Stored data entries:
•••••

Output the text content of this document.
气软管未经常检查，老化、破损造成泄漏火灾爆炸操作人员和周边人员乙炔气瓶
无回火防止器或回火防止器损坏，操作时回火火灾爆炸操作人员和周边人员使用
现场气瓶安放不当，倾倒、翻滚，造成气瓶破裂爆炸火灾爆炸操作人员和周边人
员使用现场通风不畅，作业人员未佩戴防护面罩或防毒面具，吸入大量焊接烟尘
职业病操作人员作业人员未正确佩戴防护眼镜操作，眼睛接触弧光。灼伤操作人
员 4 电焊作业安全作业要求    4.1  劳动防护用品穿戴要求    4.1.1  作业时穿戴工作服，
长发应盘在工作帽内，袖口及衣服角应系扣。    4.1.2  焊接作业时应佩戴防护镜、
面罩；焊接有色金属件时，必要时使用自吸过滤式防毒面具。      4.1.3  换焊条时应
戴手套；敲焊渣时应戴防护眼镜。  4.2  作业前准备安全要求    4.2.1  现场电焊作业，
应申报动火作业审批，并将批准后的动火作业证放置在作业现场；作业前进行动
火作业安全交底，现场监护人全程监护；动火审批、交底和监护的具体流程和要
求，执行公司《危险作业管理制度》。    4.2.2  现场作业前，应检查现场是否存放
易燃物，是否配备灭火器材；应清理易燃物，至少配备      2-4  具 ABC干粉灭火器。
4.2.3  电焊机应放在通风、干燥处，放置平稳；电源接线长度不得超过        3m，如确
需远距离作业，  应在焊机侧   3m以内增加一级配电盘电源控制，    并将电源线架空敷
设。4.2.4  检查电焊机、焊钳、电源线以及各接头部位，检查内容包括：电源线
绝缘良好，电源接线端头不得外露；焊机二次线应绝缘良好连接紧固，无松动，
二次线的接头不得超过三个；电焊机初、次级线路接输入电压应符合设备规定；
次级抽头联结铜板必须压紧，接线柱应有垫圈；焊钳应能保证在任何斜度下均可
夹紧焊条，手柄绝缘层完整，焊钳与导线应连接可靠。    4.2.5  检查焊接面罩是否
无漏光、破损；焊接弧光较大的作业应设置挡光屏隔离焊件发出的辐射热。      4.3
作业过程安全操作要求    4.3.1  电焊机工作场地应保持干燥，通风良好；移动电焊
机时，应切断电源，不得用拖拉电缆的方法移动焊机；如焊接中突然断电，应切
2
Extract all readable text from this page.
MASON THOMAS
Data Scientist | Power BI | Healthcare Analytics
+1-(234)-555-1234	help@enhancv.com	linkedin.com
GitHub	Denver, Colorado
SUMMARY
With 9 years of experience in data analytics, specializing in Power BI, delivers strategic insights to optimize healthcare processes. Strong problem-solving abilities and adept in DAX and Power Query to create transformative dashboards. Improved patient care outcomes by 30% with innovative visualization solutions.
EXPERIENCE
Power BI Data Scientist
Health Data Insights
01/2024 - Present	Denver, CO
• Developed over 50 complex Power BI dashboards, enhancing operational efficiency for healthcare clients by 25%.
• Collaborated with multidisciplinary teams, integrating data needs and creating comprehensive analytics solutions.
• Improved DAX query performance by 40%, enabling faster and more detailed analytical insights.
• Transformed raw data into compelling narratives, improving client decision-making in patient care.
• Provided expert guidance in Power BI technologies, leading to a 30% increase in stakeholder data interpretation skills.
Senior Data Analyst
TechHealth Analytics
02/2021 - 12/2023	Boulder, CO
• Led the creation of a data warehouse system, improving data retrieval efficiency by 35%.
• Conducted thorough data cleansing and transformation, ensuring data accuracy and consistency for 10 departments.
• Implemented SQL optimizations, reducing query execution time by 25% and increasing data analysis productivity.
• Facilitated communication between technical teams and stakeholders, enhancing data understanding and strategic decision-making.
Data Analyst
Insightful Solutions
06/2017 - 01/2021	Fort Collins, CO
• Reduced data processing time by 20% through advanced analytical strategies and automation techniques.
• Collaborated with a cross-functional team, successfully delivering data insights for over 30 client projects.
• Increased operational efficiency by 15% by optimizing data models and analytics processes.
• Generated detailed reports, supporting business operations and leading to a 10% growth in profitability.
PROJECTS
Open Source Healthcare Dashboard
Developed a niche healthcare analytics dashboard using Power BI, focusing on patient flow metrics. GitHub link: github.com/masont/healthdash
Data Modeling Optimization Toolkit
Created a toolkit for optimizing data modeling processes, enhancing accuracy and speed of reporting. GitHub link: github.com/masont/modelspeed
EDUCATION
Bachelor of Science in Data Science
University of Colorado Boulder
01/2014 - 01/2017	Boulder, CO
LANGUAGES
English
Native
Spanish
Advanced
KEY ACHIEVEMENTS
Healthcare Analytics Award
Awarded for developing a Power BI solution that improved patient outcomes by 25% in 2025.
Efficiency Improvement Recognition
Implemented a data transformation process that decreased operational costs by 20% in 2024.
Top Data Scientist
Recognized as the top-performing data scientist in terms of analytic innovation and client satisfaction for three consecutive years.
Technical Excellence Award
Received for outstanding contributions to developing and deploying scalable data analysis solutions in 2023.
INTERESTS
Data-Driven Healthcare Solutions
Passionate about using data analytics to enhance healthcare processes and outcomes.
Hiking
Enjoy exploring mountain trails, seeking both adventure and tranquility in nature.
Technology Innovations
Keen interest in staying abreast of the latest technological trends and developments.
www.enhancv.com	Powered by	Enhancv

•••••

* WHAT IS BEING ASKED
Pick out the lines that include the word "enhancing" and write them out.

* THE RESULT
• Developed over 50 complex Power BI dashboards, enhancing operational efficiency for healthcare clients by 25%.
• Facilitated communication between technical teams and stakeholders, enhancing data understanding and strategic decision-making.
Created a toolkit for optimizing data modeling processes, enhancing accuracy and speed of reporting. GitHub link: github.com/masont/modelspeed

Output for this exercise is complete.